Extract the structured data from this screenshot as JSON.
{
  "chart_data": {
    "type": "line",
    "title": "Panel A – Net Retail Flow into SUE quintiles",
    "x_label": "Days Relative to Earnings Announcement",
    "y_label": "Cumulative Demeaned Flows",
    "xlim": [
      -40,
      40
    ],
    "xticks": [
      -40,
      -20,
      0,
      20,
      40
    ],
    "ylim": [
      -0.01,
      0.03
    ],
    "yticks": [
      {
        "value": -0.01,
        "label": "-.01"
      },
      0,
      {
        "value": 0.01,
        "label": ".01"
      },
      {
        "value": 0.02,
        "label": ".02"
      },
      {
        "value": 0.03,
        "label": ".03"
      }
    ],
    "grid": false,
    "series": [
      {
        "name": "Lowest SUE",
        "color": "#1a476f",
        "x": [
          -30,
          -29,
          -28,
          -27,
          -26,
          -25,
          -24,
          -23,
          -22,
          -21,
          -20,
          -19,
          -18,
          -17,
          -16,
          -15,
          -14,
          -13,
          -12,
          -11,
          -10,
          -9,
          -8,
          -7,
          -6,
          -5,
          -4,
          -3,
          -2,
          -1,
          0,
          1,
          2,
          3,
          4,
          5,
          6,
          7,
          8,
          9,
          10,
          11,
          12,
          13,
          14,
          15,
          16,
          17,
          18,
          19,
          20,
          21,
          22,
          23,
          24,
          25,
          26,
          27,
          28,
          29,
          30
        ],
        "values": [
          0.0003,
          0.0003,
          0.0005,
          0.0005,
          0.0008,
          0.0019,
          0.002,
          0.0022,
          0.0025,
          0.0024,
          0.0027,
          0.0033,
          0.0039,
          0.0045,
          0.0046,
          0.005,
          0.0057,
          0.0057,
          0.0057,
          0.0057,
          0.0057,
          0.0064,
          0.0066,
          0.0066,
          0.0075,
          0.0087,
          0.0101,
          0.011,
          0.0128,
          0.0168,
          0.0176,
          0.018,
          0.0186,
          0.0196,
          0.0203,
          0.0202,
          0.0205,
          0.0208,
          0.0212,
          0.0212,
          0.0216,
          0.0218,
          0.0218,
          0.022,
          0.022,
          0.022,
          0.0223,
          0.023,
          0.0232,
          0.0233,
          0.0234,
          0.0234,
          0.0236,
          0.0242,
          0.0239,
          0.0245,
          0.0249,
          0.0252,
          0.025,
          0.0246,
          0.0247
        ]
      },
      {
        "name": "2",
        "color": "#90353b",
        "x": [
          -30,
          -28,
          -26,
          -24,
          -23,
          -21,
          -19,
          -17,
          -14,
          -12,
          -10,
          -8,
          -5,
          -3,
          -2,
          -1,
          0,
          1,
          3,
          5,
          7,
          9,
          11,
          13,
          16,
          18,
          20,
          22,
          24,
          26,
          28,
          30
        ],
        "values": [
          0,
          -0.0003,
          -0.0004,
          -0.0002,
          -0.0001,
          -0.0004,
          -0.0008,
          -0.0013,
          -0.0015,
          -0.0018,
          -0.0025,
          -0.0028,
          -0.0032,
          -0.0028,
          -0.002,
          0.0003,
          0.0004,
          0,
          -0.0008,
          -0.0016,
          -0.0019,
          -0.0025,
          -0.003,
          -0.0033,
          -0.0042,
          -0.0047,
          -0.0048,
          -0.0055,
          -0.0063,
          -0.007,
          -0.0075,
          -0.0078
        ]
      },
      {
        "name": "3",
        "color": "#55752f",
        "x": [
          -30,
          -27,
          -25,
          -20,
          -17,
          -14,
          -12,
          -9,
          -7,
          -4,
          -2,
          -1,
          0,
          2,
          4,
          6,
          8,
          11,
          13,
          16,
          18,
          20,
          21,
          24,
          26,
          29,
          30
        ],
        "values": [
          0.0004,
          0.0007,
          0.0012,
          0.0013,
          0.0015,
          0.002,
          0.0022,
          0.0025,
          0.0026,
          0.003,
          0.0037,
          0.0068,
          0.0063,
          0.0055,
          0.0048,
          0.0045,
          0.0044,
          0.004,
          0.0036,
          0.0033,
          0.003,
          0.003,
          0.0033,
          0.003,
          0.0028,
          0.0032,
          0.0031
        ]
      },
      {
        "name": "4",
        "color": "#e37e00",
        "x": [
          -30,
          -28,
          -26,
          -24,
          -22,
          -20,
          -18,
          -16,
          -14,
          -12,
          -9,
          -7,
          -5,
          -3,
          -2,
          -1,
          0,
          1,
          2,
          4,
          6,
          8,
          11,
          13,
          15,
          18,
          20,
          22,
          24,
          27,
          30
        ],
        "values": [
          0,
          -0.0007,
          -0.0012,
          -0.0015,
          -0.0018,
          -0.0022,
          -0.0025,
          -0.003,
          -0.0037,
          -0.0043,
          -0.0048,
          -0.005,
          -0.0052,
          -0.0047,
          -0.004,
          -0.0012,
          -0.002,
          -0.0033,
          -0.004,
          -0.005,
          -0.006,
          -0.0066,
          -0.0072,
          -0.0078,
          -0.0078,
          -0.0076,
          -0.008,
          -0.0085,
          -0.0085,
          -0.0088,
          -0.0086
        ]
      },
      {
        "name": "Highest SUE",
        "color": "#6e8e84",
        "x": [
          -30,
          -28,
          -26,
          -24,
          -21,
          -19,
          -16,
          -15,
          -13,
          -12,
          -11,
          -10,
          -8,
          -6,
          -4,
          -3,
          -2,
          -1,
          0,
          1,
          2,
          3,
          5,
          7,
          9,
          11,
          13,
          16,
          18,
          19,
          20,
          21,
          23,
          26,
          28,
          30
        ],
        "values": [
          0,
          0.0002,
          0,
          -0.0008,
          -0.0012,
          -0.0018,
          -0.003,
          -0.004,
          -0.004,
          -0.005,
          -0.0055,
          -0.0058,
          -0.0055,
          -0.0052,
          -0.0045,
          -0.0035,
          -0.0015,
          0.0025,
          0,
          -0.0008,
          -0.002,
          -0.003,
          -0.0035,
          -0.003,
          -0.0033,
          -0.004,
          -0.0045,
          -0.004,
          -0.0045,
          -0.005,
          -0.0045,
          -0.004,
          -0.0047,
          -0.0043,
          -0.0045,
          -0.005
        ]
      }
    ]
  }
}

* * * * *

• _Task instructions_: In the data above, count the lines where the word "name" appears; reply with the number only.

• _Output of the exercise_: 5